Retype the material in full, keeping every word the same.

<<<<

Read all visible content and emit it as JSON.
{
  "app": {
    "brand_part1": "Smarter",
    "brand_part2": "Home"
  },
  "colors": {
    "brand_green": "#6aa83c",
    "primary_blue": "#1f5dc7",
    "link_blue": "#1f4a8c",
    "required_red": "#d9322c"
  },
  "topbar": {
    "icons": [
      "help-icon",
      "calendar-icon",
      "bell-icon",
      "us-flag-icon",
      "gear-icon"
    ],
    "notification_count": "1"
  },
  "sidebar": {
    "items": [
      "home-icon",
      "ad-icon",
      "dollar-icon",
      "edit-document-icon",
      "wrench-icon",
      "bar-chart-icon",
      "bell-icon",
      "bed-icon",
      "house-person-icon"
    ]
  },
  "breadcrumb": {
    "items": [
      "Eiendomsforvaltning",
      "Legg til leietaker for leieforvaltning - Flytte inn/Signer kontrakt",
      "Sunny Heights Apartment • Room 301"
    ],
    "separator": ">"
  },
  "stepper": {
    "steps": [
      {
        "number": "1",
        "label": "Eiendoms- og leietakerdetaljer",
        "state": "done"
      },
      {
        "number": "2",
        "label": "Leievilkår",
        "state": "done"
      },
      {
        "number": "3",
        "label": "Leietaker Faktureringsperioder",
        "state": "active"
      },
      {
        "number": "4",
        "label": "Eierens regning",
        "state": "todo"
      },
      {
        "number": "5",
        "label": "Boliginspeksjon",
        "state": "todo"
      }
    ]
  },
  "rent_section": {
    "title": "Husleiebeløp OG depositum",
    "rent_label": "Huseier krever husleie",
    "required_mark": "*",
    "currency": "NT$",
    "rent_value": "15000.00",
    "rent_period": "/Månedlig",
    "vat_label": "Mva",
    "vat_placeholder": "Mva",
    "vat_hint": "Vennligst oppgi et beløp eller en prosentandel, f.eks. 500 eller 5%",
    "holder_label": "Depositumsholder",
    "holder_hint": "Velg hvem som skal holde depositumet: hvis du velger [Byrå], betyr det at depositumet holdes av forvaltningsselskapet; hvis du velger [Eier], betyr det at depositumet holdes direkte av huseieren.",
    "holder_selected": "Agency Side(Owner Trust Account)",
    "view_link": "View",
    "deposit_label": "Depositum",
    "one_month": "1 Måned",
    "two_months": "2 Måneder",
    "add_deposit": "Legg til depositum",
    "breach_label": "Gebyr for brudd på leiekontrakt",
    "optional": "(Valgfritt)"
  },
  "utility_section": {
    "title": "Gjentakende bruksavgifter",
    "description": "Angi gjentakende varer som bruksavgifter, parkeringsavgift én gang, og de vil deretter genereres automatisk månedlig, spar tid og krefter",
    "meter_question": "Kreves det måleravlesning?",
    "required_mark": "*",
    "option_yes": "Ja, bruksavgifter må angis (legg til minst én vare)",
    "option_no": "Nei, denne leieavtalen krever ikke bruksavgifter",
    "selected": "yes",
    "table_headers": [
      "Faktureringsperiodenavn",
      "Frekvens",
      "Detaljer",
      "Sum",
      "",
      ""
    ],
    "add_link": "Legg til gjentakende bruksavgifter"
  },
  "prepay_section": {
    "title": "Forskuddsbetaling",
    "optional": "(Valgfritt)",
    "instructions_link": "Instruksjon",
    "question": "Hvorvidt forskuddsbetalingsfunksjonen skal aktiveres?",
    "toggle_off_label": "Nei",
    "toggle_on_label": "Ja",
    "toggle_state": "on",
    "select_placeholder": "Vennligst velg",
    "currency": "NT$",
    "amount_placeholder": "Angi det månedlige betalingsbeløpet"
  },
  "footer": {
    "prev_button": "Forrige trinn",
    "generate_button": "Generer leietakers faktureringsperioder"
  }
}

>>>>

● FINAL RESULT:
Read all visible content and emit it as JSON.
{
  "app": {
    "brand_part1": "Smarter",
    "brand_part2": "Home"
  },
  "colors": {
    "brand_green": "#6aa83c",
    "primary_blue": "#1f5dc7",
    "link_blue": "#1f4a8c",
    "required_red": "#d9322c"
  },
  "topbar": {
    "icons": [
      "help-icon",
      "calendar-icon",
      "bell-icon",
      "us-flag-icon",
      "gear-icon"
    ],
    "notification_count": "1"
  },
  "sidebar": {
    "items": [
      "home-icon",
      "ad-icon",
      "dollar-icon",
      "edit-document-icon",
      "wrench-icon",
      "bar-chart-icon",
      "bell-icon",
      "bed-icon",
      "house-person-icon"
    ]
  },
  "breadcrumb": {
    "items": [
      "Eiendomsforvaltning",
      "Legg til leietaker for leieforvaltning - Flytte inn/Signer kontrakt",
      "Sunny Heights Apartment • Room 301"
    ],
    "separator": ">"
  },
  "stepper": {
    "steps": [
      {
        "number": "1",
        "label": "Eiendoms- og leietakerdetaljer",
        "state": "done"
      },
      {
        "number": "2",
        "label": "Leievilkår",
        "state": "done"
      },
      {
        "number": "3",
        "label": "Leietaker Faktureringsperioder",
        "state": "active"
      },
      {
        "number": "4",
        "label": "Eierens regning",
        "state": "todo"
      },
      {
        "number": "5",
        "label": "Boliginspeksjon",
        "state": "todo"
      }
    ]
  },
  "rent_section": {
    "title": "Husleiebeløp OG depositum",
    "rent_label": "Huseier krever husleie",
    "required_mark": "*",
    "currency": "NT$",
    "rent_value": "15000.00",
    "rent_period": "/Månedlig",
    "vat_label": "Mva",
    "vat_placeholder": "Mva",
    "vat_hint": "Vennligst oppgi et beløp eller en prosentandel, f.eks. 500 eller 5%",
    "holder_label": "Depositumsholder",
    "holder_hint": "Velg hvem som skal holde depositumet: hvis du velger [Byrå], betyr det at depositumet holdes av forvaltningsselskapet; hvis du velger [Eier], betyr det at depositumet holdes direkte av huseieren.",
    "holder_selected": "Agency Side(Owner Trust Account)",
    "view_link": "View",
    "deposit_label": "Depositum",
    "one_month": "1 Måned",
    "two_months": "2 Måneder",
    "add_deposit": "Legg til depositum",
    "breach_label": "Gebyr for brudd på leiekontrakt",
    "optional": "(Valgfritt)"
  },
  "utility_section": {
    "title": "Gjentakende bruksavgifter",
    "description": "Angi gjentakende varer som bruksavgifter, parkeringsavgift én gang, og de vil deretter genereres automatisk månedlig, spar tid og krefter",
    "meter_question": "Kreves det måleravlesning?",
    "required_mark": "*",
    "option_yes": "Ja, bruksavgifter må angis (legg til minst én vare)",
    "option_no": "Nei, denne leieavtalen krever ikke bruksavgifter",
    "selected": "yes",
    "table_headers": [
      "Faktureringsperiodenavn",
      "Frekvens",
      "Detaljer",
      "Sum",
      "",
      ""
    ],
    "add_link": "Legg til gjentakende bruksavgifter"
  },
  "prepay_section": {
    "title": "Forskuddsbetaling",
    "optional": "(Valgfritt)",
    "instructions_link": "Instruksjon",
    "question": "Hvorvidt forskuddsbetalingsfunksjonen skal aktiveres?",
    "toggle_off_label": "Nei",
    "toggle_on_label": "Ja",
    "toggle_state": "on",
    "select_placeholder": "Vennligst velg",
    "currency": "NT$",
    "amount_placeholder": "Angi det månedlige betalingsbeløpet"
  },
  "footer": {
    "prev_button": "Forrige trinn",
    "generate_button": "Generer leietakers faktureringsperioder"
  }
}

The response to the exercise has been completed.